§ **MATERIAL PROVIDED**:
____________
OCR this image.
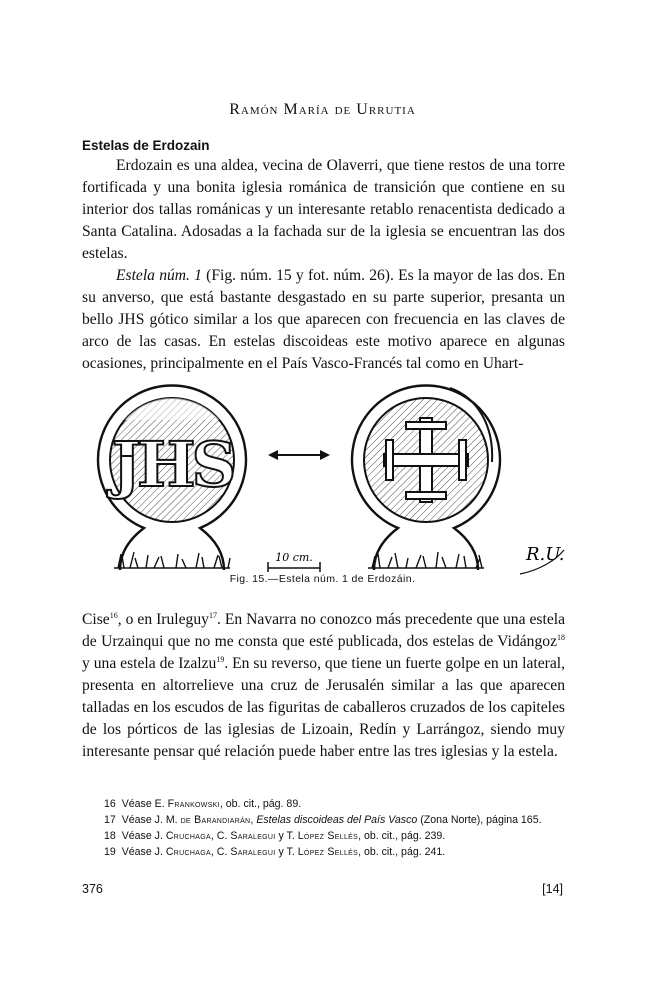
Ramón María de Urrutia
Estelas de Erdozain

Erdozain es una aldea, vecina de Olaverri, que tiene restos de una torre fortificada y una bonita iglesia románica de transición que contiene en su interior dos tallas románicas y un interesante retablo renacentista dedicado a Santa Catalina. Adosadas a la fachada sur de la iglesia se encuentran las dos estelas.

Estela núm. 1 (Fig. núm. 15 y fot. núm. 26). Es la mayor de las dos. En su anverso, que está bastante desgastado en su parte superior, presanta un bello JHS gótico similar a los que aparecen con frecuencia en las claves de arco de las casas. En estelas discoideas este motivo aparece en algunas ocasiones, principalmente en el País Vasco-Francés tal como en Uhart-

JHS
10 cm.	R.U.
Fig. 15.—Estela núm. 1 de Erdozáin.

Cise$^{16}$, o en Iruleguy$^{17}$. En Navarra no conozco más precedente que una estela de Urzainqui que no me consta que esté publicada, dos estelas de Vidángoz$^{18}$ y una estela de Izalzu$^{19}$. En su reverso, que tiene un fuerte golpe en un lateral, presenta en altorrelieve una cruz de Jerusalén similar a las que aparecen talladas en los escudos de las figuritas de caballeros cruzados de los capiteles de los pórticos de las iglesias de Lizoain, Redín y Larrángoz, siendo muy interesante pensar qué relación puede haber entre las tres iglesias y la estela.

16 Véase E. Frankowski, ob. cit., pág. 89.

17 Véase J. M. de Barandiarán, Estelas discoideas del País Vasco (Zona Norte), página 165.

18 Véase J. Cruchaga, C. Saralegui y T. López Sellés, ob. cit., pág. 239.

19 Véase J. Cruchaga, C. Saralegui y T. López Sellés, ob. cit., pág. 241.

376	[14]
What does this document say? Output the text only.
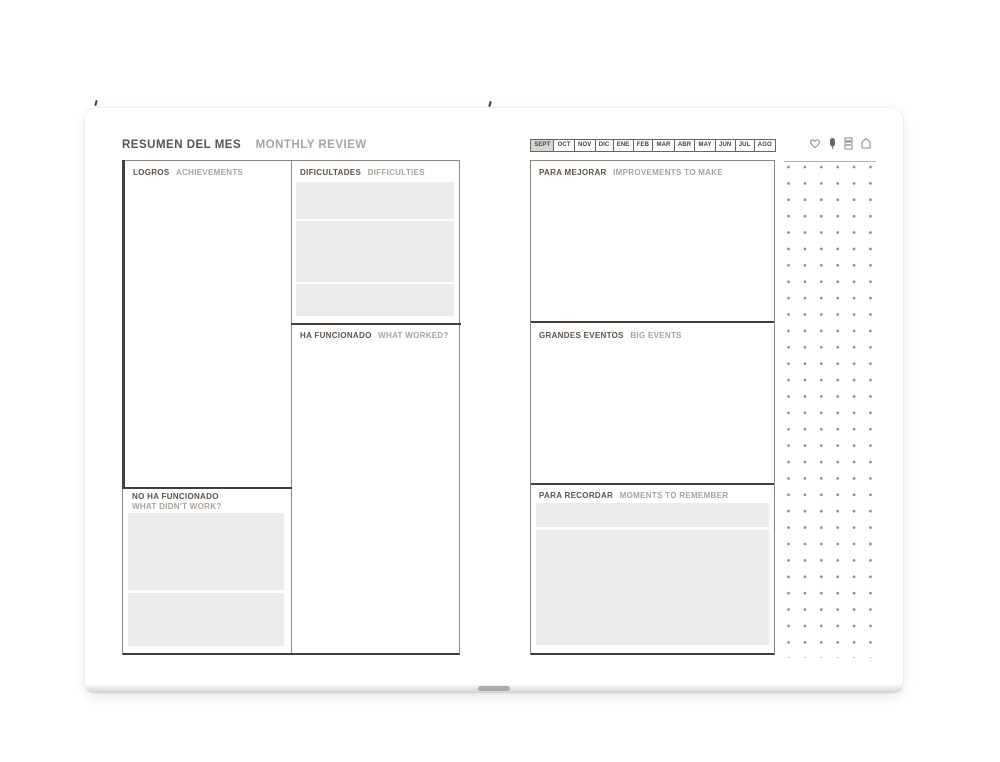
RESUMEN DEL MES MONTHLY REVIEW
LOGROS ACHIEVEMENTS	DIFICULTADES DIFFICULTIES
HA FUNCIONADO WHAT WORKED?
NO HA FUNCIONADO
WHAT DIDN'T WORK?
SEPT	OCT	NOV	DIC	ENE	FEB	MAR	ABR	MAY	JUN	JUL	AGO
PARA MEJORAR IMPROVEMENTS TO MAKE
GRANDES EVENTOS BIG EVENTS
PARA RECORDAR MOMENTS TO REMEMBER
____________
Omit every picture, then reproduce the rest of the listing exactly.

§ **FULL SOLUTION**:
OCR this image.
Ramón María de Urrutia
Estelas de Erdozain

Erdozain es una aldea, vecina de Olaverri, que tiene restos de una torre fortificada y una bonita iglesia románica de transición que contiene en su interior dos tallas románicas y un interesante retablo renacentista dedicado a Santa Catalina. Adosadas a la fachada sur de la iglesia se encuentran las dos estelas.

Estela núm. 1 (Fig. núm. 15 y fot. núm. 26). Es la mayor de las dos. En su anverso, que está bastante desgastado en su parte superior, presanta un bello JHS gótico similar a los que aparecen con frecuencia en las claves de arco de las casas. En estelas discoideas este motivo aparece en algunas ocasiones, principalmente en el País Vasco-Francés tal como en Uhart-

JHS
10 cm.	R.U.
Fig. 15.—Estela núm. 1 de Erdozáin.

Cise$^{16}$, o en Iruleguy$^{17}$. En Navarra no conozco más precedente que una estela de Urzainqui que no me consta que esté publicada, dos estelas de Vidángoz$^{18}$ y una estela de Izalzu$^{19}$. En su reverso, que tiene un fuerte golpe en un lateral, presenta en altorrelieve una cruz de Jerusalén similar a las que aparecen talladas en los escudos de las figuritas de caballeros cruzados de los capiteles de los pórticos de las iglesias de Lizoain, Redín y Larrángoz, siendo muy interesante pensar qué relación puede haber entre las tres iglesias y la estela.

16 Véase E. Frankowski, ob. cit., pág. 89.

17 Véase J. M. de Barandiarán, Estelas discoideas del País Vasco (Zona Norte), página 165.

18 Véase J. Cruchaga, C. Saralegui y T. López Sellés, ob. cit., pág. 239.

19 Véase J. Cruchaga, C. Saralegui y T. López Sellés, ob. cit., pág. 241.

376	[14]
What does this document say? Output the text only.
RESUMEN DEL MES MONTHLY REVIEW
LOGROS ACHIEVEMENTS	DIFICULTADES DIFFICULTIES
HA FUNCIONADO WHAT WORKED?
NO HA FUNCIONADO
WHAT DIDN'T WORK?
SEPT	OCT	NOV	DIC	ENE	FEB	MAR	ABR	MAY	JUN	JUL	AGO
PARA MEJORAR IMPROVEMENTS TO MAKE
GRANDES EVENTOS BIG EVENTS
PARA RECORDAR MOMENTS TO REMEMBER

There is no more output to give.